[start RECORDS FOR PROCESSING]
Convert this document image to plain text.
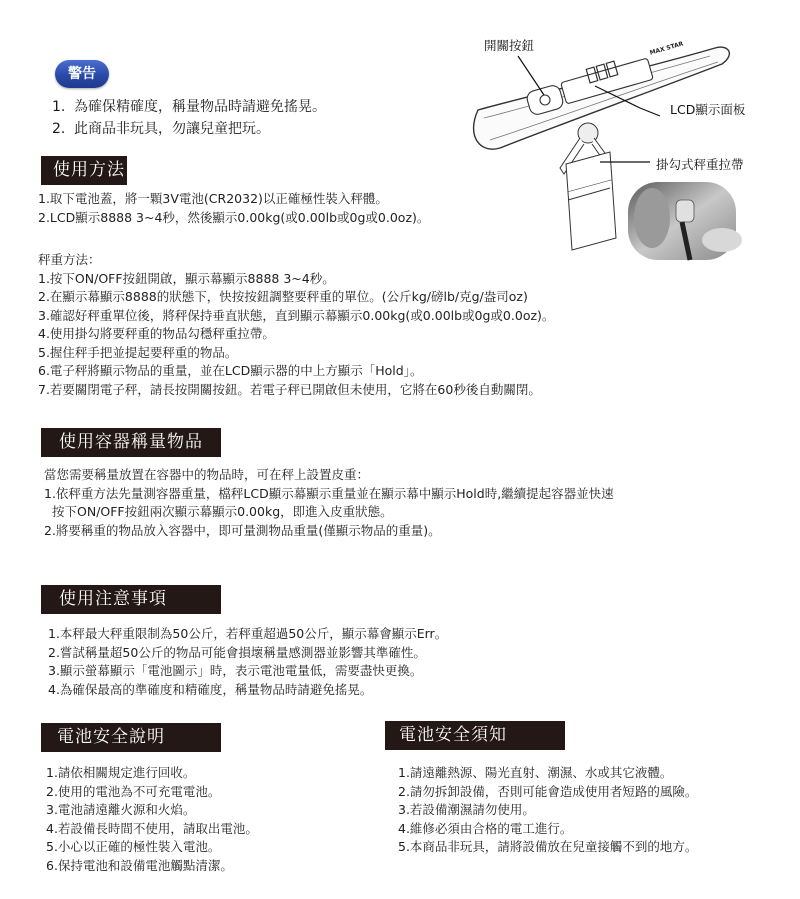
警告
1. 為確保精確度，稱量物品時請避免搖晃。
2. 此商品非玩具，勿讓兒童把玩。
MAX STAR
開關按鈕
LCD顯示面板
掛勾式秤重拉帶
使用方法
1.取下電池蓋，將一顆3V電池(CR2032)以正確極性裝入秤體。
2.LCD顯示8888 3~4秒，然後顯示0.00kg(或0.00lb或0g或0.0oz)。
秤重方法：
1.按下ON/OFF按鈕開啟，顯示幕顯示8888 3~4秒。
2.在顯示幕顯示8888的狀態下，快按按鈕調整要秤重的單位。(公斤kg/磅lb/克g/盎司oz)
3.確認好秤重單位後，將秤保持垂直狀態，直到顯示幕顯示0.00kg(或0.00lb或0g或0.0oz)。
4.使用掛勾將要秤重的物品勾穩秤重拉帶。
5.握住秤手把並提起要秤重的物品。
6.電子秤將顯示物品的重量，並在LCD顯示器的中上方顯示「Hold」。
7.若要關閉電子秤，請長按開關按鈕。若電子秤已開啟但未使用，它將在60秒後自動關閉。
使用容器稱量物品
當您需要稱量放置在容器中的物品時，可在秤上設置皮重：
1.依秤重方法先量測容器重量，檔秤LCD顯示幕顯示重量並在顯示幕中顯示Hold時,繼續提起容器並快速
按下ON/OFF按鈕兩次顯示幕顯示0.00kg，即進入皮重狀態。
2.將要稱重的物品放入容器中，即可量測物品重量(僅顯示物品的重量)。
使用注意事項
1.本秤最大秤重限制為50公斤，若秤重超過50公斤，顯示幕會顯示Err。
2.嘗試稱量超50公斤的物品可能會損壞稱量感測器並影響其準確性。
3.顯示螢幕顯示「電池圖示」時，表示電池電量低，需要盡快更換。
4.為確保最高的準確度和精確度，稱量物品時請避免搖晃。
電池安全說明
1.請依相關規定進行回收。
2.使用的電池為不可充電電池。
3.電池請遠離火源和火焰。
4.若設備長時間不使用，請取出電池。
5.小心以正確的極性裝入電池。
6.保持電池和設備電池觸點清潔。
電池安全須知
1.請遠離熱源、陽光直射、潮濕、水或其它液體。
2.請勿拆卸設備，否則可能會造成使用者短路的風險。
3.若設備潮濕請勿使用。
4.維修必須由合格的電工進行。
5.本商品非玩具，請將設備放在兒童接觸不到的地方。
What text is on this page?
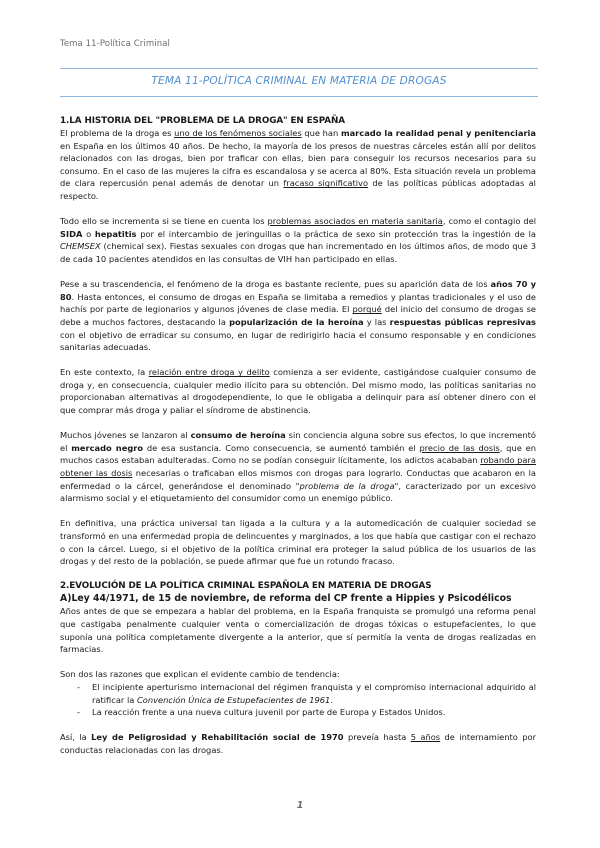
Tema 11-Política Criminal
TEMA 11-POLÍTICA CRIMINAL EN MATERIA DE DROGAS
1.LA HISTORIA DEL "PROBLEMA DE LA DROGA" EN ESPAÑA

El problema de la droga es uno de los fenómenos sociales que han marcado la realidad penal y penitenciaria en España en los últimos 40 años. De hecho, la mayoría de los presos de nuestras cárceles están allí por delitos relacionados con las drogas, bien por traficar con ellas, bien para conseguir los recursos necesarios para su consumo. En el caso de las mujeres la cifra es escandalosa y se acerca al 80%. Esta situación revela un problema de clara repercusión penal además de denotar un fracaso significativo de las políticas públicas adoptadas al respecto.

Todo ello se incrementa si se tiene en cuenta los problemas asociados en materia sanitaria, como el contagio del SIDA o hepatitis por el intercambio de jeringuillas o la práctica de sexo sin protección tras la ingestión de la CHEMSEX (chemical sex). Fiestas sexuales con drogas que han incrementado en los últimos años, de modo que 3 de cada 10 pacientes atendidos en las consultas de VIH han participado en ellas.

Pese a su trascendencia, el fenómeno de la droga es bastante reciente, pues su aparición data de los años 70 y 80. Hasta entonces, el consumo de drogas en España se limitaba a remedios y plantas tradicionales y el uso de hachís por parte de legionarios y algunos jóvenes de clase media. El porqué del inicio del consumo de drogas se debe a muchos factores, destacando la popularización de la heroína y las respuestas públicas represivas con el objetivo de erradicar su consumo, en lugar de redirigirlo hacia el consumo responsable y en condiciones sanitarias adecuadas.

En este contexto, la relación entre droga y delito comienza a ser evidente, castigándose cualquier consumo de droga y, en consecuencia, cualquier medio ilícito para su obtención. Del mismo modo, las políticas sanitarias no proporcionaban alternativas al drogodependiente, lo que le obligaba a delinquir para así obtener dinero con el que comprar más droga y paliar el síndrome de abstinencia.

Muchos jóvenes se lanzaron al consumo de heroína sin conciencia alguna sobre sus efectos, lo que incrementó el mercado negro de esa sustancia. Como consecuencia, se aumentó también el precio de las dosis, que en muchos casos estaban adulteradas. Como no se podían conseguir lícitamente, los adictos acababan robando para obtener las dosis necesarias o traficaban ellos mismos con drogas para lograrlo. Conductas que acabaron en la enfermedad o la cárcel, generándose el denominado "problema de la droga", caracterizado por un excesivo alarmismo social y el etiquetamiento del consumidor como un enemigo público.

En definitiva, una práctica universal tan ligada a la cultura y a la automedicación de cualquier sociedad se transformó en una enfermedad propia de delincuentes y marginados, a los que había que castigar con el rechazo o con la cárcel. Luego, si el objetivo de la política criminal era proteger la salud pública de los usuarios de las drogas y del resto de la población, se puede afirmar que fue un rotundo fracaso.

2.EVOLUCIÓN DE LA POLÍTICA CRIMINAL ESPAÑOLA EN MATERIA DE DROGAS
A)Ley 44/1971, de 15 de noviembre, de reforma del CP frente a Hippies y Psicodélicos

Años antes de que se empezara a hablar del problema, en la España franquista se promulgó una reforma penal que castigaba penalmente cualquier venta o comercialización de drogas tóxicas o estupefacientes, lo que suponía una política completamente divergente a la anterior, que sí permitía la venta de drogas realizadas en farmacias.

Son dos las razones que explican el evidente cambio de tendencia:

- El incipiente aperturismo internacional del régimen franquista y el compromiso internacional adquirido al ratificar la Convención Única de Estupefacientes de 1961.
- La reacción frente a una nueva cultura juvenil por parte de Europa y Estados Unidos.

Así, la Ley de Peligrosidad y Rehabilitación social de 1970 preveía hasta 5 años de internamiento por conductas relacionadas con las drogas.

1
[end RECORDS FOR PROCESSING]
* _STATED TASK_:
A faithful copy of the records above is needed, with the pictures left out.

* _EXERCISE ANSWER_:
Convert this document image to plain text.
警告
1. 為確保精確度，稱量物品時請避免搖晃。
2. 此商品非玩具，勿讓兒童把玩。
MAX STAR
開關按鈕
LCD顯示面板
掛勾式秤重拉帶
使用方法
1.取下電池蓋，將一顆3V電池(CR2032)以正確極性裝入秤體。
2.LCD顯示8888 3~4秒，然後顯示0.00kg(或0.00lb或0g或0.0oz)。
秤重方法：
1.按下ON/OFF按鈕開啟，顯示幕顯示8888 3~4秒。
2.在顯示幕顯示8888的狀態下，快按按鈕調整要秤重的單位。(公斤kg/磅lb/克g/盎司oz)
3.確認好秤重單位後，將秤保持垂直狀態，直到顯示幕顯示0.00kg(或0.00lb或0g或0.0oz)。
4.使用掛勾將要秤重的物品勾穩秤重拉帶。
5.握住秤手把並提起要秤重的物品。
6.電子秤將顯示物品的重量，並在LCD顯示器的中上方顯示「Hold」。
7.若要關閉電子秤，請長按開關按鈕。若電子秤已開啟但未使用，它將在60秒後自動關閉。
使用容器稱量物品
當您需要稱量放置在容器中的物品時，可在秤上設置皮重：
1.依秤重方法先量測容器重量，檔秤LCD顯示幕顯示重量並在顯示幕中顯示Hold時,繼續提起容器並快速
按下ON/OFF按鈕兩次顯示幕顯示0.00kg，即進入皮重狀態。
2.將要稱重的物品放入容器中，即可量測物品重量(僅顯示物品的重量)。
使用注意事項
1.本秤最大秤重限制為50公斤，若秤重超過50公斤，顯示幕會顯示Err。
2.嘗試稱量超50公斤的物品可能會損壞稱量感測器並影響其準確性。
3.顯示螢幕顯示「電池圖示」時，表示電池電量低，需要盡快更換。
4.為確保最高的準確度和精確度，稱量物品時請避免搖晃。
電池安全說明
1.請依相關規定進行回收。
2.使用的電池為不可充電電池。
3.電池請遠離火源和火焰。
4.若設備長時間不使用，請取出電池。
5.小心以正確的極性裝入電池。
6.保持電池和設備電池觸點清潔。
電池安全須知
1.請遠離熱源、陽光直射、潮濕、水或其它液體。
2.請勿拆卸設備，否則可能會造成使用者短路的風險。
3.若設備潮濕請勿使用。
4.維修必須由合格的電工進行。
5.本商品非玩具，請將設備放在兒童接觸不到的地方。
What text is on this page?
Tema 11-Política Criminal
TEMA 11-POLÍTICA CRIMINAL EN MATERIA DE DROGAS
1.LA HISTORIA DEL "PROBLEMA DE LA DROGA" EN ESPAÑA

El problema de la droga es uno de los fenómenos sociales que han marcado la realidad penal y penitenciaria en España en los últimos 40 años. De hecho, la mayoría de los presos de nuestras cárceles están allí por delitos relacionados con las drogas, bien por traficar con ellas, bien para conseguir los recursos necesarios para su consumo. En el caso de las mujeres la cifra es escandalosa y se acerca al 80%. Esta situación revela un problema de clara repercusión penal además de denotar un fracaso significativo de las políticas públicas adoptadas al respecto.

Todo ello se incrementa si se tiene en cuenta los problemas asociados en materia sanitaria, como el contagio del SIDA o hepatitis por el intercambio de jeringuillas o la práctica de sexo sin protección tras la ingestión de la CHEMSEX (chemical sex). Fiestas sexuales con drogas que han incrementado en los últimos años, de modo que 3 de cada 10 pacientes atendidos en las consultas de VIH han participado en ellas.

Pese a su trascendencia, el fenómeno de la droga es bastante reciente, pues su aparición data de los años 70 y 80. Hasta entonces, el consumo de drogas en España se limitaba a remedios y plantas tradicionales y el uso de hachís por parte de legionarios y algunos jóvenes de clase media. El porqué del inicio del consumo de drogas se debe a muchos factores, destacando la popularización de la heroína y las respuestas públicas represivas con el objetivo de erradicar su consumo, en lugar de redirigirlo hacia el consumo responsable y en condiciones sanitarias adecuadas.

En este contexto, la relación entre droga y delito comienza a ser evidente, castigándose cualquier consumo de droga y, en consecuencia, cualquier medio ilícito para su obtención. Del mismo modo, las políticas sanitarias no proporcionaban alternativas al drogodependiente, lo que le obligaba a delinquir para así obtener dinero con el que comprar más droga y paliar el síndrome de abstinencia.

Muchos jóvenes se lanzaron al consumo de heroína sin conciencia alguna sobre sus efectos, lo que incrementó el mercado negro de esa sustancia. Como consecuencia, se aumentó también el precio de las dosis, que en muchos casos estaban adulteradas. Como no se podían conseguir lícitamente, los adictos acababan robando para obtener las dosis necesarias o traficaban ellos mismos con drogas para lograrlo. Conductas que acabaron en la enfermedad o la cárcel, generándose el denominado "problema de la droga", caracterizado por un excesivo alarmismo social y el etiquetamiento del consumidor como un enemigo público.

En definitiva, una práctica universal tan ligada a la cultura y a la automedicación de cualquier sociedad se transformó en una enfermedad propia de delincuentes y marginados, a los que había que castigar con el rechazo o con la cárcel. Luego, si el objetivo de la política criminal era proteger la salud pública de los usuarios de las drogas y del resto de la población, se puede afirmar que fue un rotundo fracaso.

2.EVOLUCIÓN DE LA POLÍTICA CRIMINAL ESPAÑOLA EN MATERIA DE DROGAS
A)Ley 44/1971, de 15 de noviembre, de reforma del CP frente a Hippies y Psicodélicos

Años antes de que se empezara a hablar del problema, en la España franquista se promulgó una reforma penal que castigaba penalmente cualquier venta o comercialización de drogas tóxicas o estupefacientes, lo que suponía una política completamente divergente a la anterior, que sí permitía la venta de drogas realizadas en farmacias.

Son dos las razones que explican el evidente cambio de tendencia:

- El incipiente aperturismo internacional del régimen franquista y el compromiso internacional adquirido al ratificar la Convención Única de Estupefacientes de 1961.
- La reacción frente a una nueva cultura juvenil por parte de Europa y Estados Unidos.

Así, la Ley de Peligrosidad y Rehabilitación social de 1970 preveía hasta 5 años de internamiento por conductas relacionadas con las drogas.

1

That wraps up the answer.